* start Items *

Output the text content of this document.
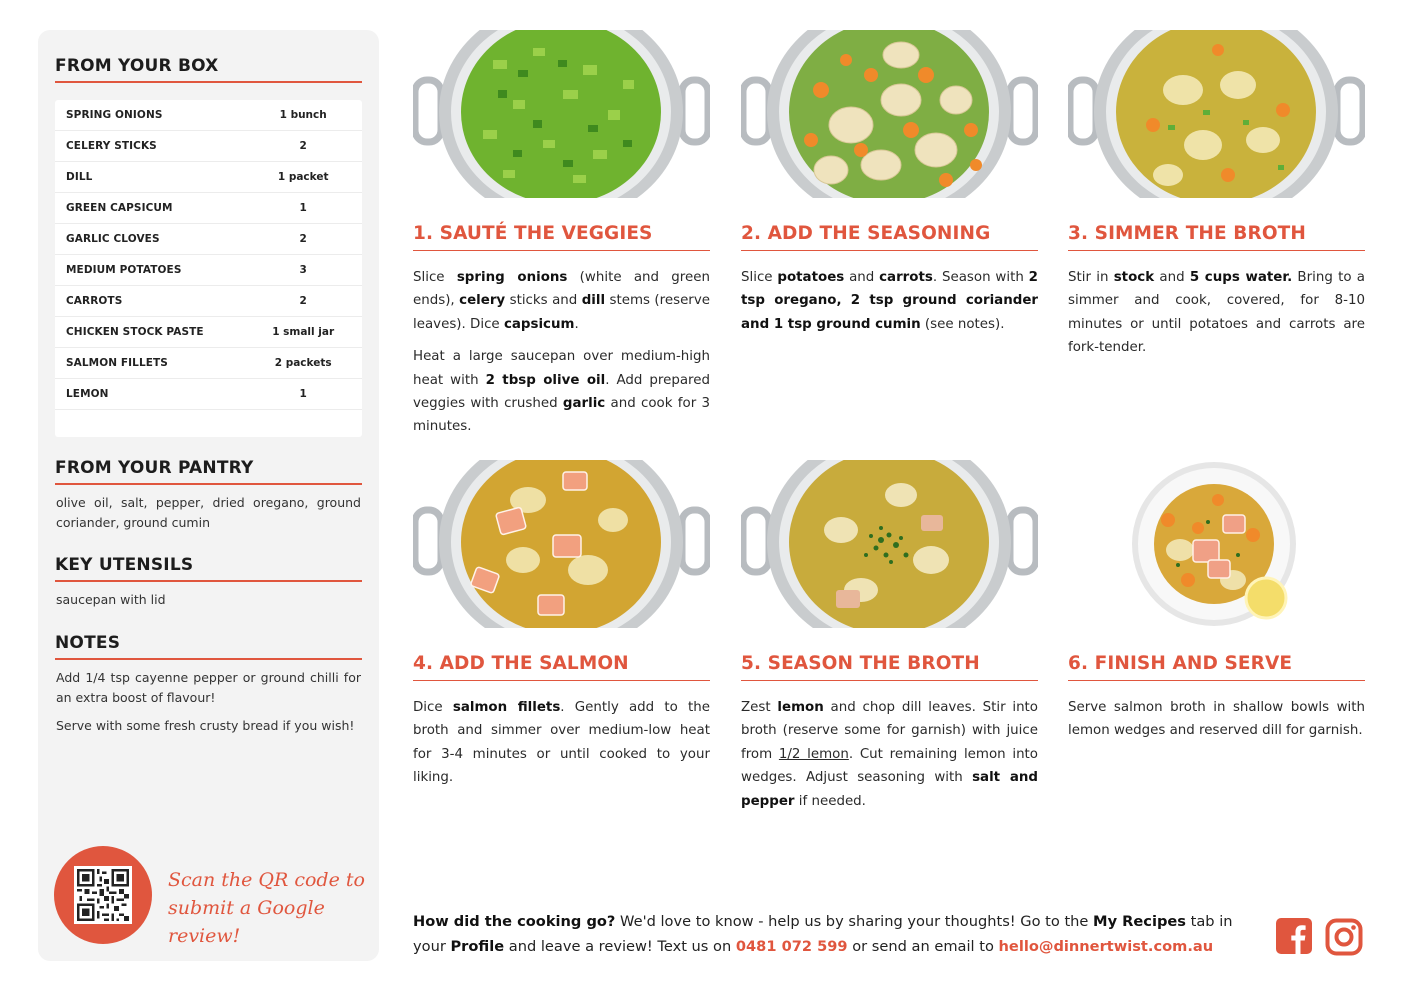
FROM YOUR BOX
SPRING ONIONS	1 bunch
CELERY STICKS	2
DILL	1 packet
GREEN CAPSICUM	1
GARLIC CLOVES	2
MEDIUM POTATOES	3
CARROTS	2
CHICKEN STOCK PASTE	1 small jar
SALMON FILLETS	2 packets
LEMON	1
FROM YOUR PANTRY
olive oil, salt, pepper, dried oregano, ground coriander, ground cumin
KEY UTENSILS
saucepan with lid
NOTES
Add 1/4 tsp cayenne pepper or ground chilli for an extra boost of flavour!
Serve with some fresh crusty bread if you wish!
Scan the QR code to
submit a Google review!
1. SAUTÉ THE VEGGIES

Slice spring onions (white and green ends), celery sticks and dill stems (reserve leaves). Dice capsicum.

Heat a large saucepan over medium-high heat with 2 tbsp olive oil. Add prepared veggies with crushed garlic and cook for 3 minutes.

2. ADD THE SEASONING

Slice potatoes and carrots. Season with 2 tsp oregano, 2 tsp ground coriander and 1 tsp ground cumin (see notes).

3. SIMMER THE BROTH

Stir in stock and 5 cups water. Bring to a simmer and cook, covered, for 8-10 minutes or until potatoes and carrots are fork-tender.

4. ADD THE SALMON

Dice salmon fillets. Gently add to the broth and simmer over medium-low heat for 3-4 minutes or until cooked to your liking.

5. SEASON THE BROTH

Zest lemon and chop dill leaves. Stir into broth (reserve some for garnish) with juice from 1/2 lemon. Cut remaining lemon into wedges. Adjust seasoning with salt and pepper if needed.

6. FINISH AND SERVE

Serve salmon broth in shallow bowls with lemon wedges and reserved dill for garnish.

How did the cooking go? We'd love to know - help us by sharing your thoughts! Go to the My Recipes tab in your Profile and leave a review! Text us on 0481 072 599 or send an email to hello@dinnertwist.com.au
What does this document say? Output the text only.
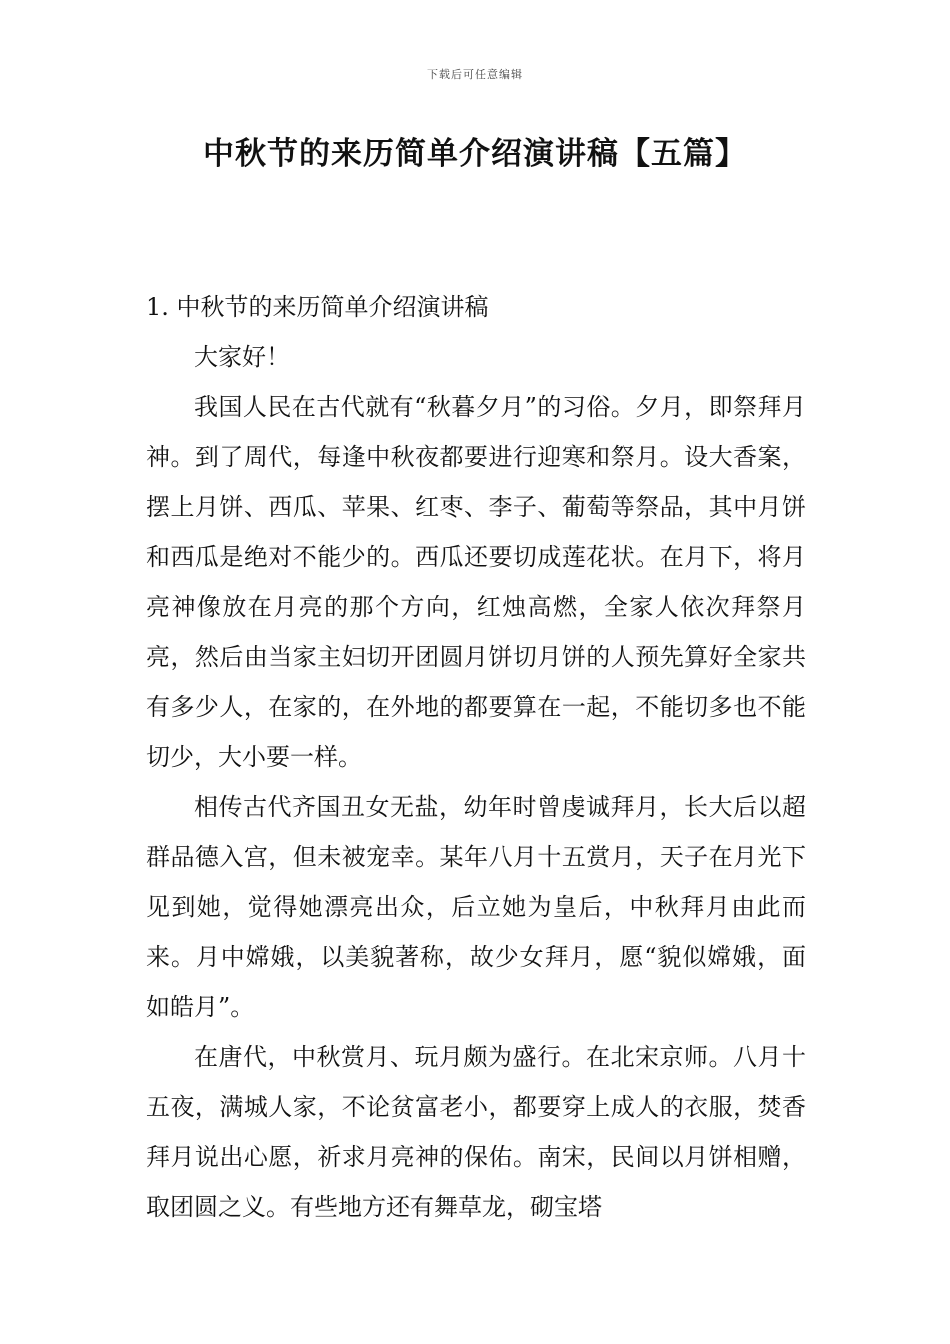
下载后可任意编辑
中秋节的来历简单介绍演讲稿【五篇】

1. 中秋节的来历简单介绍演讲稿

大家好！

我国人民在古代就有“秋暮夕月”的习俗。夕月，即祭拜月神。到了周代，每逢中秋夜都要进行迎寒和祭月。设大香案，摆上月饼、西瓜、苹果、红枣、李子、葡萄等祭品，其中月饼和西瓜是绝对不能少的。西瓜还要切成莲花状。在月下，将月亮神像放在月亮的那个方向，红烛高燃，全家人依次拜祭月亮，然后由当家主妇切开团圆月饼切月饼的人预先算好全家共有多少人，在家的，在外地的都要算在一起，不能切多也不能切少，大小要一样。

相传古代齐国丑女无盐，幼年时曾虔诚拜月，长大后以超群品德入宫，但未被宠幸。某年八月十五赏月，天子在月光下见到她，觉得她漂亮出众，后立她为皇后，中秋拜月由此而来。月中嫦娥，以美貌著称，故少女拜月，愿“貌似嫦娥，面如皓月”。

在唐代，中秋赏月、玩月颇为盛行。在北宋京师。八月十五夜，满城人家，不论贫富老小，都要穿上成人的衣服，焚香拜月说出心愿，祈求月亮神的保佑。南宋，民间以月饼相赠，取团圆之义。有些地方还有舞草龙，砌宝塔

* end Items *

- [Requirements] Your copy should match the entries exactly, minus the pictures.

- [Answer to this problem]
Output the text content of this document.
FROM YOUR BOX
SPRING ONIONS	1 bunch
CELERY STICKS	2
DILL	1 packet
GREEN CAPSICUM	1
GARLIC CLOVES	2
MEDIUM POTATOES	3
CARROTS	2
CHICKEN STOCK PASTE	1 small jar
SALMON FILLETS	2 packets
LEMON	1
FROM YOUR PANTRY
olive oil, salt, pepper, dried oregano, ground coriander, ground cumin
KEY UTENSILS
saucepan with lid
NOTES
Add 1/4 tsp cayenne pepper or ground chilli for an extra boost of flavour!
Serve with some fresh crusty bread if you wish!
Scan the QR code to
submit a Google review!
1. SAUTÉ THE VEGGIES

Slice spring onions (white and green ends), celery sticks and dill stems (reserve leaves). Dice capsicum.

Heat a large saucepan over medium-high heat with 2 tbsp olive oil. Add prepared veggies with crushed garlic and cook for 3 minutes.

2. ADD THE SEASONING

Slice potatoes and carrots. Season with 2 tsp oregano, 2 tsp ground coriander and 1 tsp ground cumin (see notes).

3. SIMMER THE BROTH

Stir in stock and 5 cups water. Bring to a simmer and cook, covered, for 8-10 minutes or until potatoes and carrots are fork-tender.

4. ADD THE SALMON

Dice salmon fillets. Gently add to the broth and simmer over medium-low heat for 3-4 minutes or until cooked to your liking.

5. SEASON THE BROTH

Zest lemon and chop dill leaves. Stir into broth (reserve some for garnish) with juice from 1/2 lemon. Cut remaining lemon into wedges. Adjust seasoning with salt and pepper if needed.

6. FINISH AND SERVE

Serve salmon broth in shallow bowls with lemon wedges and reserved dill for garnish.

How did the cooking go? We'd love to know - help us by sharing your thoughts! Go to the My Recipes tab in your Profile and leave a review! Text us on 0481 072 599 or send an email to hello@dinnertwist.com.au
What does this document say? Output the text only.
下载后可任意编辑
中秋节的来历简单介绍演讲稿【五篇】

1. 中秋节的来历简单介绍演讲稿

大家好！

我国人民在古代就有“秋暮夕月”的习俗。夕月，即祭拜月神。到了周代，每逢中秋夜都要进行迎寒和祭月。设大香案，摆上月饼、西瓜、苹果、红枣、李子、葡萄等祭品，其中月饼和西瓜是绝对不能少的。西瓜还要切成莲花状。在月下，将月亮神像放在月亮的那个方向，红烛高燃，全家人依次拜祭月亮，然后由当家主妇切开团圆月饼切月饼的人预先算好全家共有多少人，在家的，在外地的都要算在一起，不能切多也不能切少，大小要一样。

相传古代齐国丑女无盐，幼年时曾虔诚拜月，长大后以超群品德入宫，但未被宠幸。某年八月十五赏月，天子在月光下见到她，觉得她漂亮出众，后立她为皇后，中秋拜月由此而来。月中嫦娥，以美貌著称，故少女拜月，愿“貌似嫦娥，面如皓月”。

在唐代，中秋赏月、玩月颇为盛行。在北宋京师。八月十五夜，满城人家，不论贫富老小，都要穿上成人的衣服，焚香拜月说出心愿，祈求月亮神的保佑。南宋，民间以月饼相赠，取团圆之义。有些地方还有舞草龙，砌宝塔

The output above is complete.